Short task:
Of the lines in the records that follow, how many include the word "thumb"? Answer with a bare number.

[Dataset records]
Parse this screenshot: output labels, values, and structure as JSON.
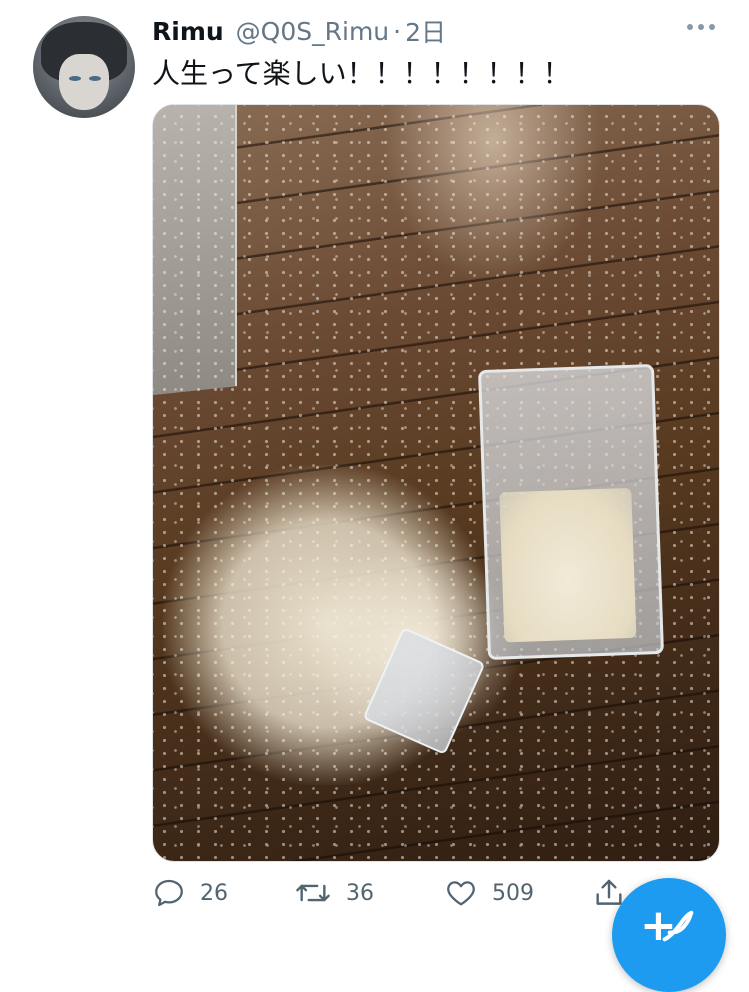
{
  "tweet": {
    "display_name": "Rimu",
    "handle": "@Q0S_Rimu",
    "separator": "·",
    "time": "2日",
    "text": "人生って楽しい！！！！！！！！"
  },
  "media": {
    "description_icon": "photo"
  },
  "actions": {
    "reply_count": "26",
    "retweet_count": "36",
    "like_count": "509"
  },
  "compose": {
    "glyph": "+"
  },
  "colors": {
    "accent": "#1d9bf0",
    "secondary_text": "#657786",
    "icon_gray": "#536471"
  }
}
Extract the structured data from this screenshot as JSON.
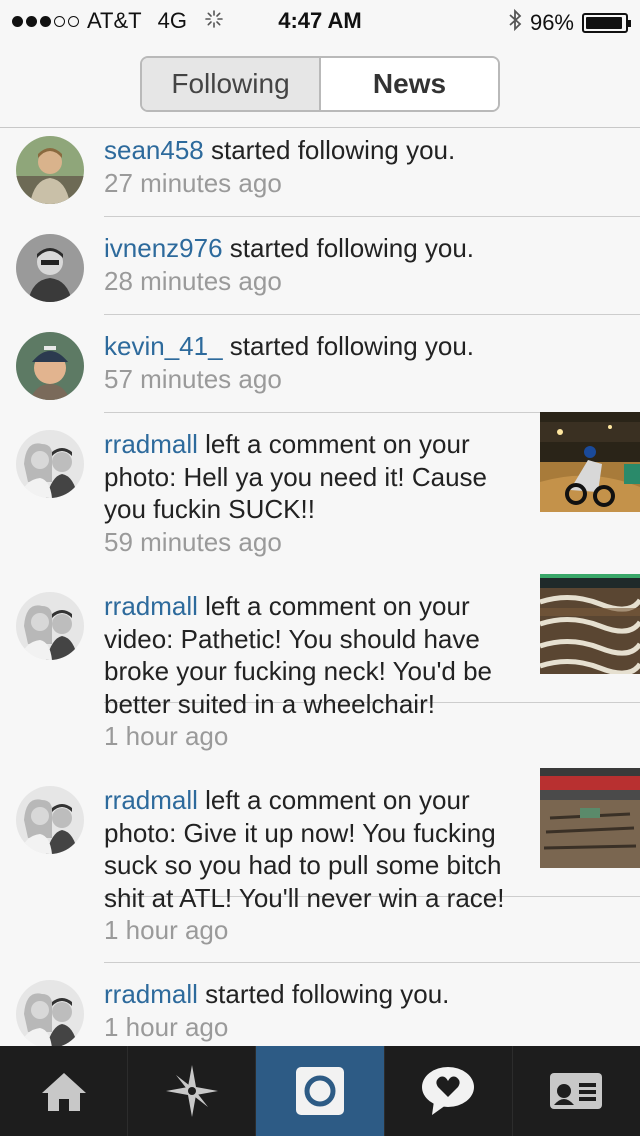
{
  "status": {
    "carrier": "AT&T",
    "network": "4G",
    "time": "4:47 AM",
    "battery": "96%",
    "battery_level": 0.96
  },
  "header": {
    "tabs": [
      {
        "label": "Following",
        "selected": false
      },
      {
        "label": "News",
        "selected": true
      }
    ]
  },
  "feed": [
    {
      "user": "sean458",
      "action": " started following you.",
      "time": "27 minutes ago",
      "avatar": "person-light-icon"
    },
    {
      "user": "ivnenz976",
      "action": " started following you.",
      "time": "28 minutes ago",
      "avatar": "person-bw-icon"
    },
    {
      "user": "kevin_41_",
      "action": " started following you.",
      "time": "57 minutes ago",
      "avatar": "child-cap-icon"
    },
    {
      "user": "rradmall",
      "action": " left a comment on your photo: Hell ya you need it! Cause you fuckin SUCK!!",
      "time": "59 minutes ago",
      "avatar": "couple-icon",
      "thumb": "motocross-photo"
    },
    {
      "user": "rradmall",
      "action": " left a comment on your video: Pathetic! You should have broke your fucking neck! You'd be better suited in a wheelchair!",
      "time": "1 hour ago",
      "avatar": "couple-icon",
      "thumb": "track-video"
    },
    {
      "user": "rradmall",
      "action": " left a comment on your photo: Give it up now! You fucking suck so you had to pull some bitch shit at ATL! You'll never win a race!",
      "time": "1 hour ago",
      "avatar": "couple-icon",
      "thumb": "stadium-photo"
    },
    {
      "user": "rradmall",
      "action": " started following you.",
      "time": "1 hour ago",
      "avatar": "couple-icon"
    }
  ],
  "tabbar": {
    "items": [
      {
        "icon": "home-icon",
        "active": false
      },
      {
        "icon": "explore-star-icon",
        "active": false
      },
      {
        "icon": "camera-icon",
        "active": true
      },
      {
        "icon": "heart-bubble-icon",
        "active": false
      },
      {
        "icon": "profile-card-icon",
        "active": false
      }
    ]
  },
  "colors": {
    "username": "#2d6a9c",
    "timestamp": "#9a9a9a",
    "tabbar_bg": "#1d1d1d",
    "tab_active": "#2d5b85"
  }
}
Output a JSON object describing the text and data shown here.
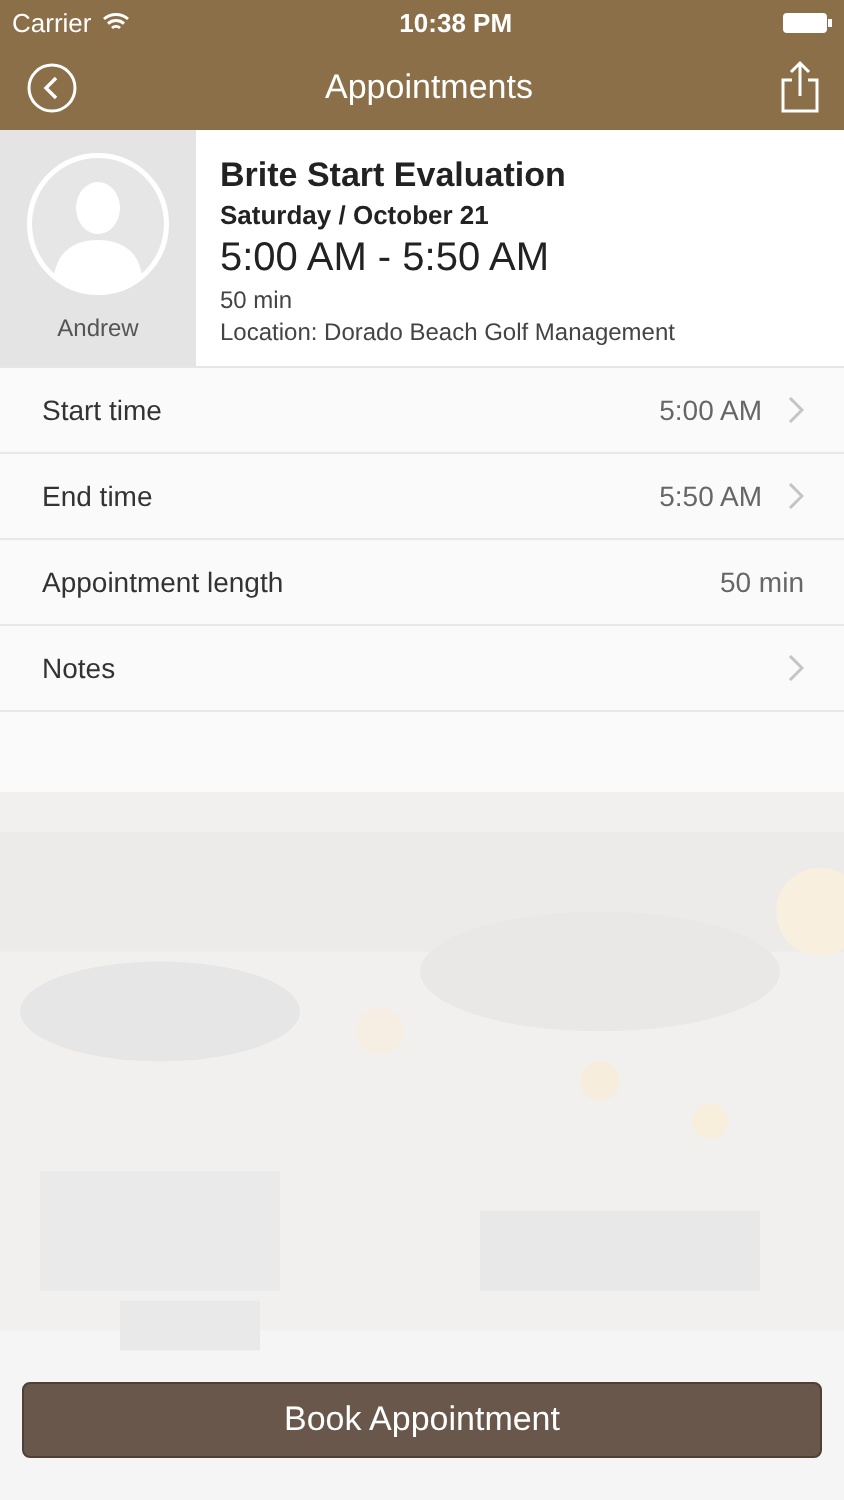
{
  "status_bar": {
    "carrier": "Carrier",
    "time": "10:38 PM"
  },
  "nav_bar": {
    "title": "Appointments"
  },
  "appointment": {
    "client_name": "Andrew",
    "title": "Brite Start Evaluation",
    "date": "Saturday / October 21",
    "time_range": "5:00 AM - 5:50 AM",
    "duration": "50 min",
    "location": "Location: Dorado Beach Golf Management"
  },
  "rows": [
    {
      "kind": "link",
      "label": "Start time",
      "value": "5:00 AM"
    },
    {
      "kind": "link",
      "label": "End time",
      "value": "5:50 AM"
    },
    {
      "kind": "static",
      "label": "Appointment length",
      "value": "50 min"
    },
    {
      "kind": "link",
      "label": "Notes"
    }
  ],
  "book_button": {
    "label": "Book Appointment"
  }
}
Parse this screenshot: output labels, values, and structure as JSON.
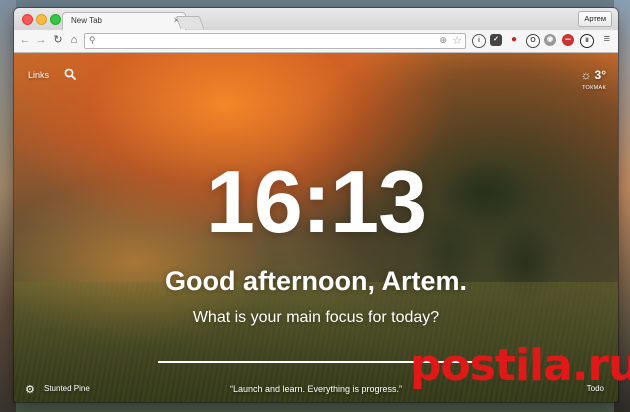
{
  "browser": {
    "tab_title": "New Tab",
    "tab_close": "×",
    "profile_name": "Артем",
    "omnibox_value": "",
    "menu_icon": "hamburger-icon"
  },
  "extensions": [
    {
      "name": "info-extension-icon",
      "glyph": "i",
      "color": "#555555"
    },
    {
      "name": "pocket-icon",
      "glyph": "✓",
      "color": "#444444"
    },
    {
      "name": "redhat-extension-icon",
      "glyph": "●",
      "color": "#cc2222"
    },
    {
      "name": "opera-icon",
      "glyph": "O",
      "color": "#444444"
    },
    {
      "name": "ghostery-icon",
      "glyph": "◉",
      "color": "#777777"
    },
    {
      "name": "lastpass-icon",
      "glyph": "•••",
      "color": "#cc3333"
    },
    {
      "name": "pause-extension-icon",
      "glyph": "II",
      "color": "#222222"
    }
  ],
  "momentum": {
    "links_label": "Links",
    "weather": {
      "temperature": "3°",
      "location": "ТОКМАК",
      "icon": "sun-icon"
    },
    "clock": "16:13",
    "greeting": "Good afternoon, Artem.",
    "focus_question": "What is your main focus for today?",
    "focus_value": "",
    "photo_credit": "Stunted Pine",
    "quote": "“Launch and learn. Everything is progress.”",
    "todo_label": "Todo"
  },
  "watermark": {
    "text": "postila.ru",
    "color": "#e01818"
  }
}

Solution:
3